* _RAW DATA_
== == ==

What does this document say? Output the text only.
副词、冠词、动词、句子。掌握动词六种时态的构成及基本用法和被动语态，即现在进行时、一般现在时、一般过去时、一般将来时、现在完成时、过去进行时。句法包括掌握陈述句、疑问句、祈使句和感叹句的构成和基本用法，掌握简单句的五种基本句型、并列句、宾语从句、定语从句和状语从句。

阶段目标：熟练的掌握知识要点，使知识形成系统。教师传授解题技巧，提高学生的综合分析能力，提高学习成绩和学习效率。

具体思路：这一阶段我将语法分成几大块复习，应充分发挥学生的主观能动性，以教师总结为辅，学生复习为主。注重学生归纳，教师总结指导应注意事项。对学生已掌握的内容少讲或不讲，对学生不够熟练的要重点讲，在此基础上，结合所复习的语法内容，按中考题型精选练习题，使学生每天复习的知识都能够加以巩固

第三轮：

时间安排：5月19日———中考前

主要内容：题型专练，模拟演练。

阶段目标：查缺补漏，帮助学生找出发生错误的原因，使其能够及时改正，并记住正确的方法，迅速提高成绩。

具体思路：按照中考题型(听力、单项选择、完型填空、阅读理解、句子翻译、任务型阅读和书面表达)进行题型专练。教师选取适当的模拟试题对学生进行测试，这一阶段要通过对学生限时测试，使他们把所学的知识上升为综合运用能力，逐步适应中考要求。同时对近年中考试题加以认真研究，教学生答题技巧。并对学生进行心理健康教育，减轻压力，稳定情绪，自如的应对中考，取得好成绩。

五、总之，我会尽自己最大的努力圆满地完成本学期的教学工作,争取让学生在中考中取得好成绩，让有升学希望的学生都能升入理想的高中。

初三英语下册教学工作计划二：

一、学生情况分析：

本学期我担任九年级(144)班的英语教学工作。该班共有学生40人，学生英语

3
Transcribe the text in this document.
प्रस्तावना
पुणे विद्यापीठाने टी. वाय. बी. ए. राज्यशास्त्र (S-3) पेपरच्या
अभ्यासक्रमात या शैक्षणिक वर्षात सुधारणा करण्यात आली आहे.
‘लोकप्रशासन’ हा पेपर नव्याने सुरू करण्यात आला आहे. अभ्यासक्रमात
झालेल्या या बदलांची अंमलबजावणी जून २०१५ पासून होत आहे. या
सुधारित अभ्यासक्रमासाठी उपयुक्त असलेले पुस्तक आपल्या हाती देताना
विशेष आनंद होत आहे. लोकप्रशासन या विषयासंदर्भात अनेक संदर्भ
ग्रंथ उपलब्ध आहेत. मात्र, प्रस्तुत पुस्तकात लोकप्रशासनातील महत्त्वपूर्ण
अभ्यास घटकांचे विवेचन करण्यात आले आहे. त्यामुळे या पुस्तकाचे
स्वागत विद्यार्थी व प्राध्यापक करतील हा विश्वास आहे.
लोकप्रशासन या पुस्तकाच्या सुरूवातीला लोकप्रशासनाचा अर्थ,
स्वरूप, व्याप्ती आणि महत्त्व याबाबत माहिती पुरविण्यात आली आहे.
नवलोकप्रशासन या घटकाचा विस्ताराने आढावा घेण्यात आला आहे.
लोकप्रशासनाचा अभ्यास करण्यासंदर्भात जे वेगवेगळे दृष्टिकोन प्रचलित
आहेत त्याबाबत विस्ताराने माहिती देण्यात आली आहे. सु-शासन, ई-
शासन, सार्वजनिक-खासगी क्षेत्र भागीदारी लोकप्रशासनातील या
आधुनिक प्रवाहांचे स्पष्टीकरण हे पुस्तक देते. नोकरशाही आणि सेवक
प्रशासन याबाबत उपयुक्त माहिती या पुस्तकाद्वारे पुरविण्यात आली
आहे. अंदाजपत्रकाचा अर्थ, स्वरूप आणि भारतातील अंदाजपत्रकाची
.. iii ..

== == ==

* _YOUR INSTRUCTIONS_
Where does the word "text" appear in the listing? List each line that holds it.

* _ANSWER BELOW_
What does this document say? Output the text only.
Transcribe the text in this document.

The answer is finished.